• [Available records]:
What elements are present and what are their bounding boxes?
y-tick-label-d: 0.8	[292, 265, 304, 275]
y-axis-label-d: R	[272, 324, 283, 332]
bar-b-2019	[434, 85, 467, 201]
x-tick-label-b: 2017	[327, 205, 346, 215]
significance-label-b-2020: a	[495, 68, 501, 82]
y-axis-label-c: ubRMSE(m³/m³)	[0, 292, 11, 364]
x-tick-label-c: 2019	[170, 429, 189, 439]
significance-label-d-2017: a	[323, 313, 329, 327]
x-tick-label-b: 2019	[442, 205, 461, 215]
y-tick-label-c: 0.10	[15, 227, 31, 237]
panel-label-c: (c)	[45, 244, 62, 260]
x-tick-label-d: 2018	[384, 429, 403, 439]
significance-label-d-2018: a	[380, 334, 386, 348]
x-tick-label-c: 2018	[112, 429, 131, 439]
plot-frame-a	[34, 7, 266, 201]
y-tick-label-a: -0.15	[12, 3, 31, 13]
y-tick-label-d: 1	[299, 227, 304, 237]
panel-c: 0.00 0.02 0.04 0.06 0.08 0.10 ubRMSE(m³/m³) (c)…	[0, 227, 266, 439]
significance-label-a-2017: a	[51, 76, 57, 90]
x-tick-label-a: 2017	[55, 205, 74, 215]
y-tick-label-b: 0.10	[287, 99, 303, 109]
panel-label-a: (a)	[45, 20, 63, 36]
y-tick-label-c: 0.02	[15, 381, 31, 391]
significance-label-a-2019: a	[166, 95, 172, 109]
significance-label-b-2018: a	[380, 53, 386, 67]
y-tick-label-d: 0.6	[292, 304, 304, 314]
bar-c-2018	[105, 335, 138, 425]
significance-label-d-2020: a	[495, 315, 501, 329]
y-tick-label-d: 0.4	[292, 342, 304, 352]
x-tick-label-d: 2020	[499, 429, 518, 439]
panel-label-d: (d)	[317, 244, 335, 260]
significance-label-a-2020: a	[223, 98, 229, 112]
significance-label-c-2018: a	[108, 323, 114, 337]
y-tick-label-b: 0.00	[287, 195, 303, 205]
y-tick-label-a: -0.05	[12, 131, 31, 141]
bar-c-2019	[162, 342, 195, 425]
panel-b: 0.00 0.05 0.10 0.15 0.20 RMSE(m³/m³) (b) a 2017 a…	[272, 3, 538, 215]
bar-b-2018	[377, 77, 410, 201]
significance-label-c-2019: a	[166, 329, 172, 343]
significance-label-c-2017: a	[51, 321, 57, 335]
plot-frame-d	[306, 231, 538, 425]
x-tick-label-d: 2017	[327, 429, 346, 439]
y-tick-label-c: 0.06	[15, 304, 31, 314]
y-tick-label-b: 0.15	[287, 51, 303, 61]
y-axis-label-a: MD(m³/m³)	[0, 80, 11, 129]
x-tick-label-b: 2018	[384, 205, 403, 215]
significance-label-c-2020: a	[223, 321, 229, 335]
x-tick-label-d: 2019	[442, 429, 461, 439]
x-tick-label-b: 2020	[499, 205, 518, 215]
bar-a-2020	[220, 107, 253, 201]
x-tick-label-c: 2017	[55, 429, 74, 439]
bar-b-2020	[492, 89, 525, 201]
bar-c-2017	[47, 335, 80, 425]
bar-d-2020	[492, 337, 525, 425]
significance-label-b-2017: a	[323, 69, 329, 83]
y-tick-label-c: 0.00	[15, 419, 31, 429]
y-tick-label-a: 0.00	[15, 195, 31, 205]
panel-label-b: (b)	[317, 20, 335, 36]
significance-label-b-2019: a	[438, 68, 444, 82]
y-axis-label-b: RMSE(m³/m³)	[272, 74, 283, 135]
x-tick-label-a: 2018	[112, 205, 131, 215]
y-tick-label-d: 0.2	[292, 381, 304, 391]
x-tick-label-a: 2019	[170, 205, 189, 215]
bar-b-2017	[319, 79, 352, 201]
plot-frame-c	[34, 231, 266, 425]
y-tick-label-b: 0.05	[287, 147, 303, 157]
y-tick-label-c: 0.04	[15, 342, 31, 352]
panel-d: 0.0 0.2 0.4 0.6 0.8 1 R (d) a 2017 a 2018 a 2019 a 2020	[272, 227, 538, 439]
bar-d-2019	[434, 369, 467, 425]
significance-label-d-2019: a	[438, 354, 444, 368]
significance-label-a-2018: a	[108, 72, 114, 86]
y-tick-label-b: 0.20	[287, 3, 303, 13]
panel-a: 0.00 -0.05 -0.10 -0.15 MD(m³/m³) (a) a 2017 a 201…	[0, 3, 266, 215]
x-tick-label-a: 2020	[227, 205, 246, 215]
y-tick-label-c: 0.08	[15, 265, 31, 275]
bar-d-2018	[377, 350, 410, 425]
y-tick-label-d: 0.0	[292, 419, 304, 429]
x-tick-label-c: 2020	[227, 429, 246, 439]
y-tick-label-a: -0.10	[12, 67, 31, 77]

• [What needs to be done]:
Reproduce every line of the data above with no changes of any kind.

• [Answer for the task]:
What elements are present and what are their bounding boxes?
y-tick-label-d: 0.8	[292, 265, 304, 275]
y-axis-label-d: R	[272, 324, 283, 332]
bar-b-2019	[434, 85, 467, 201]
x-tick-label-b: 2017	[327, 205, 346, 215]
significance-label-b-2020: a	[495, 68, 501, 82]
y-axis-label-c: ubRMSE(m³/m³)	[0, 292, 11, 364]
x-tick-label-c: 2019	[170, 429, 189, 439]
significance-label-d-2017: a	[323, 313, 329, 327]
x-tick-label-b: 2019	[442, 205, 461, 215]
y-tick-label-c: 0.10	[15, 227, 31, 237]
panel-label-c: (c)	[45, 244, 62, 260]
x-tick-label-d: 2018	[384, 429, 403, 439]
significance-label-d-2018: a	[380, 334, 386, 348]
x-tick-label-c: 2018	[112, 429, 131, 439]
plot-frame-a	[34, 7, 266, 201]
y-tick-label-a: -0.15	[12, 3, 31, 13]
y-tick-label-d: 1	[299, 227, 304, 237]
panel-c: 0.00 0.02 0.04 0.06 0.08 0.10 ubRMSE(m³/m³) (c)…	[0, 227, 266, 439]
significance-label-a-2017: a	[51, 76, 57, 90]
x-tick-label-a: 2017	[55, 205, 74, 215]
y-tick-label-b: 0.10	[287, 99, 303, 109]
panel-label-a: (a)	[45, 20, 63, 36]
y-tick-label-c: 0.02	[15, 381, 31, 391]
significance-label-a-2019: a	[166, 95, 172, 109]
significance-label-b-2018: a	[380, 53, 386, 67]
y-tick-label-d: 0.6	[292, 304, 304, 314]
bar-c-2018	[105, 335, 138, 425]
significance-label-d-2020: a	[495, 315, 501, 329]
y-tick-label-d: 0.4	[292, 342, 304, 352]
x-tick-label-d: 2020	[499, 429, 518, 439]
panel-label-d: (d)	[317, 244, 335, 260]
significance-label-a-2020: a	[223, 98, 229, 112]
significance-label-c-2018: a	[108, 323, 114, 337]
y-tick-label-b: 0.00	[287, 195, 303, 205]
y-tick-label-a: -0.05	[12, 131, 31, 141]
bar-c-2019	[162, 342, 195, 425]
panel-b: 0.00 0.05 0.10 0.15 0.20 RMSE(m³/m³) (b) a 2017 a…	[272, 3, 538, 215]
bar-b-2018	[377, 77, 410, 201]
significance-label-c-2019: a	[166, 329, 172, 343]
significance-label-c-2017: a	[51, 321, 57, 335]
plot-frame-d	[306, 231, 538, 425]
x-tick-label-d: 2017	[327, 429, 346, 439]
y-tick-label-c: 0.06	[15, 304, 31, 314]
y-tick-label-b: 0.15	[287, 51, 303, 61]
y-axis-label-a: MD(m³/m³)	[0, 80, 11, 129]
x-tick-label-b: 2018	[384, 205, 403, 215]
significance-label-c-2020: a	[223, 321, 229, 335]
x-tick-label-d: 2019	[442, 429, 461, 439]
x-tick-label-b: 2020	[499, 205, 518, 215]
bar-a-2020	[220, 107, 253, 201]
x-tick-label-c: 2017	[55, 429, 74, 439]
bar-b-2020	[492, 89, 525, 201]
bar-c-2017	[47, 335, 80, 425]
bar-d-2020	[492, 337, 525, 425]
significance-label-b-2017: a	[323, 69, 329, 83]
y-tick-label-c: 0.00	[15, 419, 31, 429]
y-tick-label-a: 0.00	[15, 195, 31, 205]
panel-label-b: (b)	[317, 20, 335, 36]
significance-label-b-2019: a	[438, 68, 444, 82]
y-axis-label-b: RMSE(m³/m³)	[272, 74, 283, 135]
x-tick-label-a: 2018	[112, 205, 131, 215]
y-tick-label-d: 0.2	[292, 381, 304, 391]
x-tick-label-a: 2019	[170, 205, 189, 215]
bar-b-2017	[319, 79, 352, 201]
plot-frame-c	[34, 231, 266, 425]
y-tick-label-b: 0.05	[287, 147, 303, 157]
y-tick-label-c: 0.04	[15, 342, 31, 352]
panel-d: 0.0 0.2 0.4 0.6 0.8 1 R (d) a 2017 a 2018 a 2019 a 2020	[272, 227, 538, 439]
bar-d-2019	[434, 369, 467, 425]
significance-label-d-2019: a	[438, 354, 444, 368]
significance-label-a-2018: a	[108, 72, 114, 86]
y-tick-label-b: 0.20	[287, 3, 303, 13]
panel-a: 0.00 -0.05 -0.10 -0.15 MD(m³/m³) (a) a 2017 a 201…	[0, 3, 266, 215]
x-tick-label-a: 2020	[227, 205, 246, 215]
y-tick-label-c: 0.08	[15, 265, 31, 275]
bar-d-2018	[377, 350, 410, 425]
y-tick-label-d: 0.0	[292, 419, 304, 429]
x-tick-label-c: 2020	[227, 429, 246, 439]
y-tick-label-a: -0.10	[12, 67, 31, 77]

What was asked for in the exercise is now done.